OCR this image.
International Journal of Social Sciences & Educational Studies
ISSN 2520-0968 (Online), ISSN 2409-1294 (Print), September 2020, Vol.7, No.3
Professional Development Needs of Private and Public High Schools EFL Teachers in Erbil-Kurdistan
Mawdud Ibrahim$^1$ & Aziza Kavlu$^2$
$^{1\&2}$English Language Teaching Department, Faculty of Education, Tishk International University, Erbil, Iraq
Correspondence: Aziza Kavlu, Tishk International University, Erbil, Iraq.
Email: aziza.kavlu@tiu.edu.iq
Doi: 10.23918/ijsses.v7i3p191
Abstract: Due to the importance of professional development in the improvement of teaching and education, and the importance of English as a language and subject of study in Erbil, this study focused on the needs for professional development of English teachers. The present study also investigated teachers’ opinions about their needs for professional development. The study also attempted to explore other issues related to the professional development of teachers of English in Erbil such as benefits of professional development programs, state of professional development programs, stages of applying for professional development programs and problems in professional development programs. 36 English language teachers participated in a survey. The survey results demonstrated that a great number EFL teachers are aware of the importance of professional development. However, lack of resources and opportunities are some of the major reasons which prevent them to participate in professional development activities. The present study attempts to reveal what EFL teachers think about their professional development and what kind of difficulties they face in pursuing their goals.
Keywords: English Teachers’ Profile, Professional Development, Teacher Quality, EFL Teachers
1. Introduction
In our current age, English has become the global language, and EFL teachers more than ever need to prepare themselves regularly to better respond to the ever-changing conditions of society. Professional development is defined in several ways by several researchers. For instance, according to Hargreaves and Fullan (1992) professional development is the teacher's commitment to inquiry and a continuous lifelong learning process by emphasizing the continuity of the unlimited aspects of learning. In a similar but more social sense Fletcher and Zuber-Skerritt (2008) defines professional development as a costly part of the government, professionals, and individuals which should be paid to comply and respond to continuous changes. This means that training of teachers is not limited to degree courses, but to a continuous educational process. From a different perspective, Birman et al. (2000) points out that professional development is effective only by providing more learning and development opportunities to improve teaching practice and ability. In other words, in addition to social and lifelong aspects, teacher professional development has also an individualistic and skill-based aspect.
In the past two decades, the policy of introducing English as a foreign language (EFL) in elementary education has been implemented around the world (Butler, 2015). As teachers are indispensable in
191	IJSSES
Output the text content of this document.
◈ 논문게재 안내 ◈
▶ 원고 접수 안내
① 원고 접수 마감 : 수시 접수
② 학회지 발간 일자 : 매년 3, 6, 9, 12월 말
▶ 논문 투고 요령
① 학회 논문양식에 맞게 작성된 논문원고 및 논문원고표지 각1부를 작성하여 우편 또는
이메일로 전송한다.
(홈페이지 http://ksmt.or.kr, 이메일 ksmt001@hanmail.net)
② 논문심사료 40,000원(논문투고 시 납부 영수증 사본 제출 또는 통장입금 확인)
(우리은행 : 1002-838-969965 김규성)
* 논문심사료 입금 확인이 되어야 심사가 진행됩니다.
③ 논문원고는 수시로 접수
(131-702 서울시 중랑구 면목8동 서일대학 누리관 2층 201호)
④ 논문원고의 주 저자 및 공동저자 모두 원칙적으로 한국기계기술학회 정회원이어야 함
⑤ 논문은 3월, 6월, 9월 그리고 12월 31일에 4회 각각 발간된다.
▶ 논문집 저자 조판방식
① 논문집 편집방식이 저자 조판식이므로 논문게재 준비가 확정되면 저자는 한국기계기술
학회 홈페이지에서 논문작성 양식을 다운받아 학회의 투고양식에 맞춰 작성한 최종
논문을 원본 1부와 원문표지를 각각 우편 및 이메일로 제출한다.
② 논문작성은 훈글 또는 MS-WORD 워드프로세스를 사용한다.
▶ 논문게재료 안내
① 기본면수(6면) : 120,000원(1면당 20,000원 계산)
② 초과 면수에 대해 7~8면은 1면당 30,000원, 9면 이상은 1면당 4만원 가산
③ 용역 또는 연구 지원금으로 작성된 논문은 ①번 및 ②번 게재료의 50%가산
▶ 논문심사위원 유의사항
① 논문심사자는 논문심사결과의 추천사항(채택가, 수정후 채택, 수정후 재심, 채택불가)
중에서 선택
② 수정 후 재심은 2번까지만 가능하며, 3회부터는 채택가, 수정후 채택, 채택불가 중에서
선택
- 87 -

- - - -

Exercise requirements:
Give the count of lines in the data above that hold the string "International", with no additional words.

Result of the exercise:
3